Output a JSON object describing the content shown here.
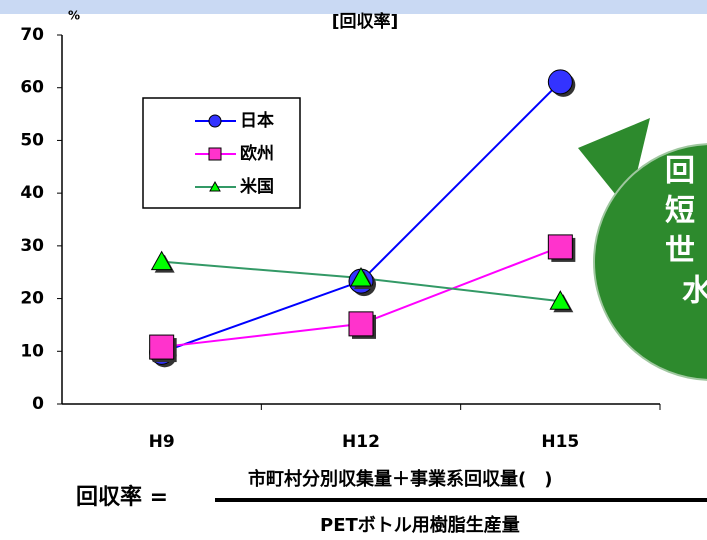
{
  "chart_data": {
    "type": "line",
    "title": "[回収率]",
    "y_unit": "%",
    "categories": [
      "H9",
      "H12",
      "H15"
    ],
    "series": [
      {
        "name": "日本",
        "color": "#0000ff",
        "marker_color": "#3333ff",
        "marker": "circle",
        "values": [
          9.8,
          23.3,
          61.1
        ]
      },
      {
        "name": "欧州",
        "color": "#ff00ff",
        "marker_color": "#ff33cc",
        "marker": "square",
        "values": [
          10.8,
          15.2,
          29.8
        ]
      },
      {
        "name": "米国",
        "color": "#339966",
        "marker_color": "#00ff00",
        "marker": "triangle",
        "values": [
          27,
          23.9,
          19.5
        ]
      }
    ],
    "ylim": [
      0,
      70
    ],
    "yticks": [
      0,
      10,
      20,
      30,
      40,
      50,
      60,
      70
    ],
    "grid": false,
    "callout": [
      "回",
      "短",
      "世",
      "水"
    ],
    "formula": {
      "lhs": "回収率 =",
      "numerator": "市町村分別収集量＋事業系回収量(　)",
      "denominator": "PETボトル用樹脂生産量"
    }
  }
}
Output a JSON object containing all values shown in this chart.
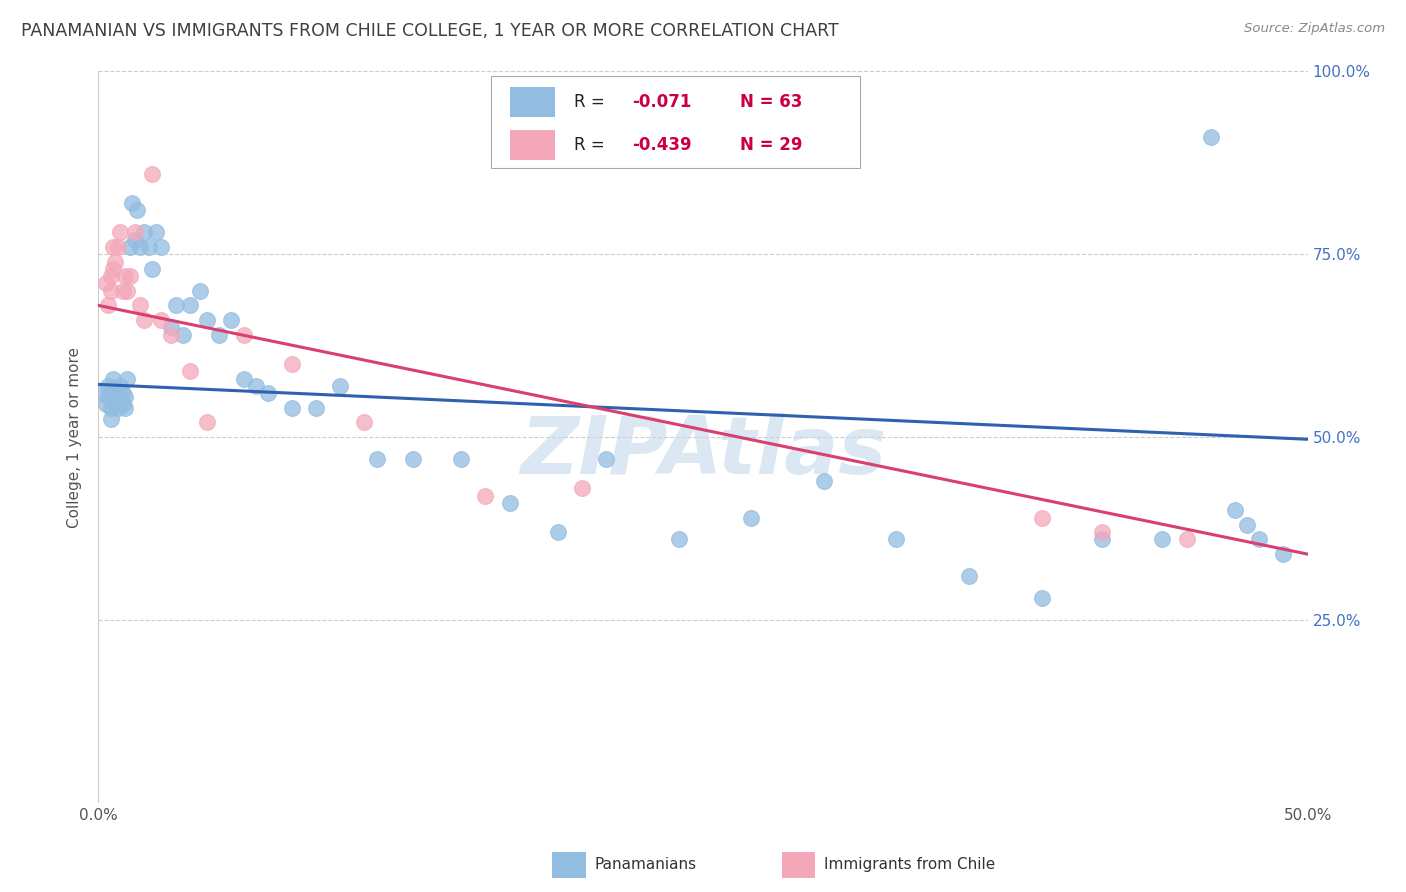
{
  "title": "PANAMANIAN VS IMMIGRANTS FROM CHILE COLLEGE, 1 YEAR OR MORE CORRELATION CHART",
  "source": "Source: ZipAtlas.com",
  "ylabel": "College, 1 year or more",
  "xlim": [
    0.0,
    0.5
  ],
  "ylim": [
    0.0,
    1.0
  ],
  "blue_color": "#92bce0",
  "pink_color": "#f4a7b9",
  "blue_line_color": "#3060b0",
  "pink_line_color": "#d94070",
  "background_color": "#ffffff",
  "grid_color": "#cccccc",
  "title_color": "#404040",
  "axis_label_color": "#555555",
  "right_tick_color": "#4472c4",
  "watermark_color": "#c5d8ee",
  "legend_text_color": "#404040",
  "legend_rn_color": "#c0003c",
  "blue_line_y0": 0.572,
  "blue_line_y1": 0.497,
  "pink_line_y0": 0.68,
  "pink_line_y1": 0.34,
  "blue_scatter_x": [
    0.002,
    0.003,
    0.004,
    0.004,
    0.005,
    0.005,
    0.005,
    0.006,
    0.006,
    0.007,
    0.007,
    0.008,
    0.008,
    0.009,
    0.009,
    0.01,
    0.01,
    0.011,
    0.011,
    0.012,
    0.013,
    0.014,
    0.015,
    0.016,
    0.017,
    0.019,
    0.021,
    0.022,
    0.024,
    0.026,
    0.03,
    0.032,
    0.035,
    0.038,
    0.042,
    0.045,
    0.05,
    0.055,
    0.06,
    0.065,
    0.07,
    0.08,
    0.09,
    0.1,
    0.115,
    0.13,
    0.15,
    0.17,
    0.19,
    0.21,
    0.24,
    0.27,
    0.3,
    0.33,
    0.36,
    0.39,
    0.415,
    0.44,
    0.46,
    0.47,
    0.475,
    0.48,
    0.49
  ],
  "blue_scatter_y": [
    0.56,
    0.545,
    0.555,
    0.57,
    0.525,
    0.54,
    0.56,
    0.58,
    0.56,
    0.545,
    0.555,
    0.54,
    0.565,
    0.57,
    0.55,
    0.545,
    0.56,
    0.54,
    0.555,
    0.58,
    0.76,
    0.82,
    0.77,
    0.81,
    0.76,
    0.78,
    0.76,
    0.73,
    0.78,
    0.76,
    0.65,
    0.68,
    0.64,
    0.68,
    0.7,
    0.66,
    0.64,
    0.66,
    0.58,
    0.57,
    0.56,
    0.54,
    0.54,
    0.57,
    0.47,
    0.47,
    0.47,
    0.41,
    0.37,
    0.47,
    0.36,
    0.39,
    0.44,
    0.36,
    0.31,
    0.28,
    0.36,
    0.36,
    0.91,
    0.4,
    0.38,
    0.36,
    0.34
  ],
  "pink_scatter_x": [
    0.003,
    0.004,
    0.005,
    0.005,
    0.006,
    0.006,
    0.007,
    0.008,
    0.009,
    0.01,
    0.011,
    0.012,
    0.013,
    0.015,
    0.017,
    0.019,
    0.022,
    0.026,
    0.03,
    0.038,
    0.045,
    0.06,
    0.08,
    0.11,
    0.16,
    0.2,
    0.39,
    0.415,
    0.45
  ],
  "pink_scatter_y": [
    0.71,
    0.68,
    0.72,
    0.7,
    0.76,
    0.73,
    0.74,
    0.76,
    0.78,
    0.7,
    0.72,
    0.7,
    0.72,
    0.78,
    0.68,
    0.66,
    0.86,
    0.66,
    0.64,
    0.59,
    0.52,
    0.64,
    0.6,
    0.52,
    0.42,
    0.43,
    0.39,
    0.37,
    0.36
  ]
}
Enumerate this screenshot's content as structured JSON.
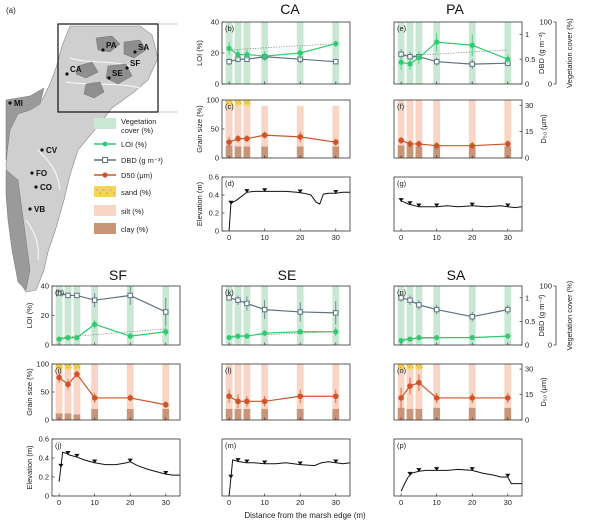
{
  "figure": {
    "x_axis_label": "Distance from the marsh edge (m)",
    "y_labels": {
      "loi": "LOI (%)",
      "grain": "Grain size (%)",
      "elev": "Elevation (m)",
      "dbd": "DBD (g m⁻³)",
      "veg": "Vegetation cover (%)",
      "d50": "D₅₀ (μm)"
    },
    "x_ticks": [
      "0",
      "10",
      "20",
      "30"
    ],
    "loi_ticks": [
      "0",
      "20",
      "40"
    ],
    "grain_ticks": [
      "0",
      "50",
      "100"
    ],
    "elev_ticks": [
      "0",
      "0.2",
      "0.4",
      "0.6"
    ],
    "dbd_ticks": [
      "0",
      "0.5",
      "1"
    ],
    "d50_ticks": [
      "0",
      "15",
      "30"
    ],
    "veg_ticks": [
      "0",
      "100"
    ],
    "colors": {
      "veg": "#c9e8d3",
      "loi": "#2ecc71",
      "dbd": "#5e7380",
      "d50": "#d0542a",
      "sand": "#f4d35e",
      "silt": "#f8d5c4",
      "clay": "#c99579"
    }
  },
  "legend": {
    "items": [
      {
        "label": "Vegetation cover (%)",
        "symbol": "veg-box"
      },
      {
        "label": "LOI (%)",
        "symbol": "loi-line"
      },
      {
        "label": "DBD (g m⁻³)",
        "symbol": "dbd-line"
      },
      {
        "label": "D50 (μm)",
        "symbol": "d50-line"
      },
      {
        "label": "sand (%)",
        "symbol": "sand-box"
      },
      {
        "label": "silt (%)",
        "symbol": "silt-box"
      },
      {
        "label": "clay (%)",
        "symbol": "clay-box"
      }
    ]
  },
  "map": {
    "panel_letter": "(a)",
    "left_sites": [
      "MI",
      "CV",
      "FO",
      "CO",
      "VB"
    ],
    "inset_sites": [
      "PA",
      "SA",
      "CA",
      "SE",
      "SF"
    ]
  },
  "chart_data": [
    {
      "type": "line",
      "site": "CA",
      "letters": [
        "(b)",
        "(c)",
        "(d)"
      ],
      "x": [
        0,
        2.5,
        5,
        10,
        20,
        30
      ],
      "series": [
        {
          "name": "LOI (%)",
          "values": [
            23,
            19,
            19,
            18,
            20,
            26
          ],
          "err": [
            4,
            3,
            3,
            3,
            4,
            2
          ]
        },
        {
          "name": "DBD (g m⁻³)",
          "values": [
            0.45,
            0.5,
            0.5,
            0.55,
            0.5,
            0.45
          ],
          "err": [
            0.07,
            0.06,
            0.06,
            0.08,
            0.08,
            0.05
          ]
        },
        {
          "name": "D50 (μm)",
          "values": [
            9,
            11,
            11,
            13,
            12,
            9
          ],
          "err": [
            3,
            2,
            2,
            2,
            3,
            2
          ]
        }
      ],
      "loi_trend": [
        22,
        26
      ],
      "vegetation_x": [
        0,
        2.5,
        5,
        10,
        20,
        30
      ],
      "sand": [
        10,
        10,
        10,
        0,
        0,
        0
      ],
      "silt": [
        68,
        70,
        70,
        70,
        70,
        70
      ],
      "clay": [
        22,
        20,
        20,
        20,
        20,
        20
      ],
      "elevation": {
        "x": [
          0,
          0.5,
          1,
          2,
          3,
          4,
          5,
          7,
          10,
          13,
          16,
          19,
          21,
          23,
          24.5,
          25.5,
          26.5,
          28,
          30,
          32,
          34
        ],
        "y": [
          0,
          0.3,
          0.32,
          0.34,
          0.37,
          0.4,
          0.43,
          0.44,
          0.44,
          0.44,
          0.44,
          0.43,
          0.42,
          0.4,
          0.32,
          0.3,
          0.41,
          0.42,
          0.42,
          0.43,
          0.43
        ]
      },
      "markers": [
        0.5,
        5,
        10,
        20,
        30
      ]
    },
    {
      "type": "line",
      "site": "PA",
      "letters": [
        "(e)",
        "(f)",
        "(g)"
      ],
      "x": [
        0,
        2.5,
        5,
        10,
        20,
        30
      ],
      "series": [
        {
          "name": "LOI (%)",
          "values": [
            14,
            13,
            17,
            27,
            25,
            16
          ],
          "err": [
            5,
            4,
            4,
            6,
            7,
            3
          ]
        },
        {
          "name": "DBD (g m⁻³)",
          "values": [
            0.6,
            0.55,
            0.55,
            0.45,
            0.4,
            0.42
          ],
          "err": [
            0.1,
            0.1,
            0.08,
            0.08,
            0.1,
            0.06
          ]
        },
        {
          "name": "D50 (μm)",
          "values": [
            10,
            8,
            8,
            7,
            7,
            8
          ],
          "err": [
            2,
            2,
            2,
            2,
            2,
            2
          ]
        }
      ],
      "loi_trend": [
        18,
        22
      ],
      "vegetation_x": [
        0,
        2.5,
        5,
        10,
        20,
        30
      ],
      "sand": [
        0,
        0,
        0,
        0,
        0,
        0
      ],
      "silt": [
        78,
        78,
        80,
        80,
        80,
        80
      ],
      "clay": [
        22,
        22,
        20,
        20,
        20,
        20
      ],
      "elevation": {
        "x": [
          0,
          1,
          2,
          3,
          4,
          5,
          7,
          10,
          13,
          16,
          20,
          24,
          28,
          30,
          32,
          34
        ],
        "y": [
          0.33,
          0.32,
          0.3,
          0.29,
          0.28,
          0.27,
          0.27,
          0.27,
          0.28,
          0.27,
          0.28,
          0.27,
          0.28,
          0.27,
          0.26,
          0.27
        ]
      },
      "markers": [
        0,
        2.5,
        5,
        10,
        20,
        30
      ]
    },
    {
      "type": "line",
      "site": "SF",
      "letters": [
        "(h)",
        "(i)",
        "(j)"
      ],
      "x": [
        0,
        2.5,
        5,
        10,
        20,
        30
      ],
      "series": [
        {
          "name": "LOI (%)",
          "values": [
            4,
            5,
            5,
            14,
            6,
            9
          ],
          "err": [
            1,
            1,
            1,
            3,
            2,
            3
          ]
        },
        {
          "name": "DBD (g m⁻³)",
          "values": [
            1.1,
            1.05,
            1.05,
            0.95,
            1.05,
            0.7
          ],
          "err": [
            0.05,
            0.05,
            0.05,
            0.15,
            0.2,
            0.3
          ]
        },
        {
          "name": "D50 (μm)",
          "values": [
            25,
            21,
            27,
            13,
            13,
            9
          ],
          "err": [
            3,
            3,
            2,
            3,
            2,
            2
          ]
        }
      ],
      "loi_trend": [
        5,
        11
      ],
      "vegetation_x": [
        0,
        2.5,
        5,
        10,
        20,
        30
      ],
      "sand": [
        10,
        10,
        10,
        0,
        0,
        0
      ],
      "silt": [
        78,
        78,
        80,
        80,
        80,
        80
      ],
      "clay": [
        12,
        12,
        10,
        20,
        20,
        20
      ],
      "elevation": {
        "x": [
          0,
          1,
          2,
          3,
          5,
          7,
          10,
          13,
          16,
          19,
          20,
          22,
          25,
          28,
          30,
          32,
          34
        ],
        "y": [
          0.15,
          0.46,
          0.45,
          0.43,
          0.41,
          0.38,
          0.35,
          0.33,
          0.33,
          0.35,
          0.36,
          0.32,
          0.28,
          0.25,
          0.23,
          0.22,
          0.22
        ]
      },
      "markers": [
        0.5,
        2.5,
        5,
        10,
        20,
        30
      ]
    },
    {
      "type": "line",
      "site": "SE",
      "letters": [
        "(k)",
        "(l)",
        "(m)"
      ],
      "x": [
        0,
        2.5,
        5,
        10,
        20,
        30
      ],
      "series": [
        {
          "name": "LOI (%)",
          "values": [
            5,
            6,
            6,
            8,
            9,
            9
          ],
          "err": [
            1,
            1,
            1,
            2,
            2,
            3
          ]
        },
        {
          "name": "DBD (g m⁻³)",
          "values": [
            1.0,
            0.95,
            0.88,
            0.75,
            0.7,
            0.68
          ],
          "err": [
            0.05,
            0.1,
            0.15,
            0.2,
            0.2,
            0.25
          ]
        },
        {
          "name": "D50 (μm)",
          "values": [
            14,
            11,
            11,
            11,
            14,
            14
          ],
          "err": [
            4,
            4,
            3,
            3,
            4,
            4
          ]
        }
      ],
      "loi_trend": [
        6,
        9
      ],
      "vegetation_x": [
        0,
        2.5,
        5,
        10,
        20,
        30
      ],
      "sand": [
        0,
        0,
        0,
        0,
        0,
        0
      ],
      "silt": [
        80,
        80,
        80,
        80,
        80,
        80
      ],
      "clay": [
        20,
        20,
        20,
        20,
        20,
        20
      ],
      "elevation": {
        "x": [
          0,
          1,
          2,
          3,
          5,
          7,
          10,
          13,
          16,
          20,
          24,
          26,
          28,
          30,
          32,
          34
        ],
        "y": [
          0,
          0.38,
          0.37,
          0.36,
          0.35,
          0.35,
          0.34,
          0.34,
          0.35,
          0.33,
          0.32,
          0.35,
          0.36,
          0.35,
          0.34,
          0.35
        ]
      },
      "markers": [
        0.5,
        2.5,
        5,
        10,
        20,
        30
      ]
    },
    {
      "type": "line",
      "site": "SA",
      "letters": [
        "(n)",
        "(o)",
        "(p)"
      ],
      "x": [
        0,
        2.5,
        5,
        10,
        20,
        30
      ],
      "series": [
        {
          "name": "LOI (%)",
          "values": [
            3,
            4,
            5,
            5,
            5,
            6
          ],
          "err": [
            1,
            1,
            1,
            1,
            1,
            1
          ]
        },
        {
          "name": "DBD (g m⁻³)",
          "values": [
            1.0,
            0.95,
            0.85,
            0.75,
            0.6,
            0.75
          ],
          "err": [
            0.08,
            0.1,
            0.1,
            0.1,
            0.1,
            0.1
          ]
        },
        {
          "name": "D50 (μm)",
          "values": [
            13,
            20,
            22,
            13,
            13,
            13
          ],
          "err": [
            6,
            5,
            5,
            3,
            3,
            3
          ]
        }
      ],
      "loi_trend": [
        4,
        6
      ],
      "vegetation_x": [
        0,
        2.5,
        5,
        10,
        20,
        30
      ],
      "sand": [
        10,
        10,
        10,
        0,
        0,
        0
      ],
      "silt": [
        68,
        70,
        70,
        78,
        78,
        78
      ],
      "clay": [
        22,
        20,
        20,
        22,
        22,
        22
      ],
      "elevation": {
        "x": [
          0,
          1,
          2,
          3,
          5,
          7,
          10,
          13,
          16,
          20,
          23,
          26,
          28,
          30,
          31,
          32,
          34
        ],
        "y": [
          0.05,
          0.13,
          0.2,
          0.24,
          0.26,
          0.27,
          0.27,
          0.27,
          0.28,
          0.27,
          0.24,
          0.22,
          0.2,
          0.2,
          0.13,
          0.13,
          0.13
        ]
      },
      "markers": [
        2.5,
        5,
        10,
        20,
        30
      ]
    }
  ]
}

Given task –
Take each line containing the string "cover" and copy it out.

Answer for the task –
      "veg": "Vegetation cover (%)",
        "label": "Vegetation cover (%)",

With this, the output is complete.